## INSTRUCTIONS
**1)** Answer the following questions from the passage about Ron Larrieu, marking each answer with its letter.
(a) In what season and year did Stanford University reinstate cross country as an intercollegiate sport?
(b) What was Ron Larrieu's two-mile time in late March 1956?
(c) In which event did Ron Larrieu represent the United States at the 1964 Tokyo Olympic Games?
**2)** Reproduce the passage about Ron Larrieu from "This process for" to "seemingly routine basis.", substituting "regular" for "routine".

## GIVEN TEXT
====

Stanford University, under new head track and field coach Payton Jordan,
reinstated cross country as an intercollegiate sport in the fall of 1956.
The decade of the X50s proved kind to Forrest Jamieson and his thinclads at
Paly. Winning and record breaking continued unabated, each success
breeding an ever-growing crucible of talented runners to continue the cycle.
Two mile, four mile and distance medley relay records and nation-leading times
were the order of the day. Paly's cross country teams were consistent
North Coast Section champions, captained by a succession of elite harrier stars.
Great coaches beget great athletes; Forrest's legacy will forever be linked
to the career of Ron Larrieu, arguably America's first teenage distance running
prodigy (predating Gerry Lindgren by a decade). Ron Larrieu helped
catapult Palo Alto's cross country team to national prominence while gaining
personal glory as Northern California's Premier harrier throughout his junior
and senior seasons. However, Larrieu's defining prep moment occurred on
the track in late March 1956 when - with virtually the entire San Francisco Bay
area track community in attendance - he raced two miles in 9:39.3, breaking the
national scholastic mark of 9:44.3 set 31 years earlier.
That effort was true history in-the-making, as it represents a clearly
defined launching point for recognition of the two mile run as a legitimate and
necessary addition to high school track programs throughout the country.
Until then, distance running on all levels in the United States was so neglected
that the 9:44.3 from 1925 was not even officially recognized in the high school
record books. Indeed, high school officials discontinued the two mile run
in the early 1930s following a decision to lower the prep eligibility age limit
from 20 to 19. They believed the strain of running such a long distance
was too much for a teenager to handle.
This process for acceptance of the two mile run was fully realized by the
1970s, when elite high school boys broke 9 minutes on a seemingly routine basis.
Ron Larrieu emerged in the early 1960s as one of the country's top distance
specialists, ultimately representing the United States in the 10,000 meters at
the 1964 Tokyo Olympic Games. In retrospect, Ron and (younger sister)
Francine Larrieu were true pioneers, standard bearers for generations of
American distance runners throughout the past four decades.

====

## RECORDED INFORMATION
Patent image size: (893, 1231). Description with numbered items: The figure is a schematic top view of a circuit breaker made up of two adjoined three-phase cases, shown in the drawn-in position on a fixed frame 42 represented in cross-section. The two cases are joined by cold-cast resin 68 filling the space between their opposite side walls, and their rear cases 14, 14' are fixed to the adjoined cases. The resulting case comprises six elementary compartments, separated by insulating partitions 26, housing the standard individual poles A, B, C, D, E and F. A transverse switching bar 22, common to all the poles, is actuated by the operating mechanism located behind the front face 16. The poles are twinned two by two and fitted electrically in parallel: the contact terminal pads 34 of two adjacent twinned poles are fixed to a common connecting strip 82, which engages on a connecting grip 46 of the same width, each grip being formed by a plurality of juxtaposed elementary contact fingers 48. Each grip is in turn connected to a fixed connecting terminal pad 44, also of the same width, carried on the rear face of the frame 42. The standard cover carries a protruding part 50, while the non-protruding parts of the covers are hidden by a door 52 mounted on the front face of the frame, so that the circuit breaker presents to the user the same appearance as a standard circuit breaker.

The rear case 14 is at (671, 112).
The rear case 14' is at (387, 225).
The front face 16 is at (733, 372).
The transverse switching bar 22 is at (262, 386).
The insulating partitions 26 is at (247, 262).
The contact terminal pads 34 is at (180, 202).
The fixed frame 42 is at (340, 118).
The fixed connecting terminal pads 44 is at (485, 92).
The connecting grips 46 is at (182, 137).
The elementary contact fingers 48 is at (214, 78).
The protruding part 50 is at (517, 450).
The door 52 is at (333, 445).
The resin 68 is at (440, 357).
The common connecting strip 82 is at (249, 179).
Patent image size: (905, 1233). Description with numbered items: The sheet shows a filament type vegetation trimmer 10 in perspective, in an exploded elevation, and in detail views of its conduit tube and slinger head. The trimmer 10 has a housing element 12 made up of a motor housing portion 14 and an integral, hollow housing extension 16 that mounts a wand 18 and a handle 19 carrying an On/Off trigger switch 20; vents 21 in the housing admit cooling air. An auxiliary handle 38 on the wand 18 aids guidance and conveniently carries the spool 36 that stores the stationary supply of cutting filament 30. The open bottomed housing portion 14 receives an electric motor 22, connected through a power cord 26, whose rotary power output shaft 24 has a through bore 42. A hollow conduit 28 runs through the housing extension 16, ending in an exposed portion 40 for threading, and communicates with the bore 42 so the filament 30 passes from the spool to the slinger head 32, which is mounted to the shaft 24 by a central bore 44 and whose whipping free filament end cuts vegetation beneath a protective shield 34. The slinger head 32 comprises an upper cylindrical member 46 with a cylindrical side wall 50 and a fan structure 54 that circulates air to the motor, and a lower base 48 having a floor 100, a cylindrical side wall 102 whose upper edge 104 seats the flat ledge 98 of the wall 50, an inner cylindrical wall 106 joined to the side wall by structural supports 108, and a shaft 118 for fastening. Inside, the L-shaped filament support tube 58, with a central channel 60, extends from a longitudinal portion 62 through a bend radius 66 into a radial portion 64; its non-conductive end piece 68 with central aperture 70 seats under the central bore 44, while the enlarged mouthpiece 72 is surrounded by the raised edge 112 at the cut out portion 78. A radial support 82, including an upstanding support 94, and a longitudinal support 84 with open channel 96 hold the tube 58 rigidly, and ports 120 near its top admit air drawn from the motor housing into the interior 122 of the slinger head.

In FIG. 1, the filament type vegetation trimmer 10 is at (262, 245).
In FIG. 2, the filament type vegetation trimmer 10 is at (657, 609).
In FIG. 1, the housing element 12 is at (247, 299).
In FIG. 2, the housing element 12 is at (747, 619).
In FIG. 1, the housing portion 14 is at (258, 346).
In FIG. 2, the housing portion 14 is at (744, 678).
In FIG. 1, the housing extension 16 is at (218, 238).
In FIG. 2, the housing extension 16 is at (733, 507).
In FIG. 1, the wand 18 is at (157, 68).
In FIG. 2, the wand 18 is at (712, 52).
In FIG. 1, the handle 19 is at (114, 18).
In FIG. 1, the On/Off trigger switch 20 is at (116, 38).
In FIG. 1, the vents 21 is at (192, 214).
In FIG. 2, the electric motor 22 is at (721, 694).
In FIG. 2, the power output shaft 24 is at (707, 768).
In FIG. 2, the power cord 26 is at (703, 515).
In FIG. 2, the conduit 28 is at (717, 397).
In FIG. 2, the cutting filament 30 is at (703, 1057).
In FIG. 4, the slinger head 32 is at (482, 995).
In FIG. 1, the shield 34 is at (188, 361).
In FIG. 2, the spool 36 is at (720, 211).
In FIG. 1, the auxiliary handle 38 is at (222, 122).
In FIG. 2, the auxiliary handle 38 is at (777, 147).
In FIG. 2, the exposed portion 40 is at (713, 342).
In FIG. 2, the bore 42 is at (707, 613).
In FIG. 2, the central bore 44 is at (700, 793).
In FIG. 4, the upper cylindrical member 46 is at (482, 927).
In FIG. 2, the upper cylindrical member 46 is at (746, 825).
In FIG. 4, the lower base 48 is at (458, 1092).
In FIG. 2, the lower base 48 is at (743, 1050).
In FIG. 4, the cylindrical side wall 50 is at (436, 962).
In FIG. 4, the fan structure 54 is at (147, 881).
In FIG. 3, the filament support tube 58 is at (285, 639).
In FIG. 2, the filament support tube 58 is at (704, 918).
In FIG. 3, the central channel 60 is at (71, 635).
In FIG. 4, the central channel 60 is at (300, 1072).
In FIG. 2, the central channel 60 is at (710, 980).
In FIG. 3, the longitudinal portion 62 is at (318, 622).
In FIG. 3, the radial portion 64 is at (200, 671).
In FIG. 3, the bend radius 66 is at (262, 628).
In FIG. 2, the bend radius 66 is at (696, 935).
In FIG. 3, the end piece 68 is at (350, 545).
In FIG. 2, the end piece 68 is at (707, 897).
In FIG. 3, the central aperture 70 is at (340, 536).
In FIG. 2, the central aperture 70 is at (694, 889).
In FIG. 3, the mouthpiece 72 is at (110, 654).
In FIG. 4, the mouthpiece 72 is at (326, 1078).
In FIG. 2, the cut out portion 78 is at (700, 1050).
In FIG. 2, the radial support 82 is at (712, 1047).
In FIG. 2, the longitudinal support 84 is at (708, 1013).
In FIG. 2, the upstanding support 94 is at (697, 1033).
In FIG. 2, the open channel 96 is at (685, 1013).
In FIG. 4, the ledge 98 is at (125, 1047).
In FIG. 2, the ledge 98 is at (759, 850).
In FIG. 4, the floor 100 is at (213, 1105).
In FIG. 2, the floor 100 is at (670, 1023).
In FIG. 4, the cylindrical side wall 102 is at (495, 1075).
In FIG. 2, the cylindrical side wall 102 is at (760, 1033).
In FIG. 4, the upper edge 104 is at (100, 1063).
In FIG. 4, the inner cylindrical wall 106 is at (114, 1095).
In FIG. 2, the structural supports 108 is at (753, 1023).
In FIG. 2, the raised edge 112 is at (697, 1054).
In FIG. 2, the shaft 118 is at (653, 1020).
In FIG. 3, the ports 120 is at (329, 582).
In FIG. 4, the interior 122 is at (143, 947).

====

## WRITTEN RESPONSES
**1)**
(a) The fall of 1956.
(b) 9:39.3.
(c) The 10,000 meters.

**2)**
This process for acceptance of the two mile run was fully realized by the
1970s, when elite high school boys broke 9 minutes on a seemingly regular basis.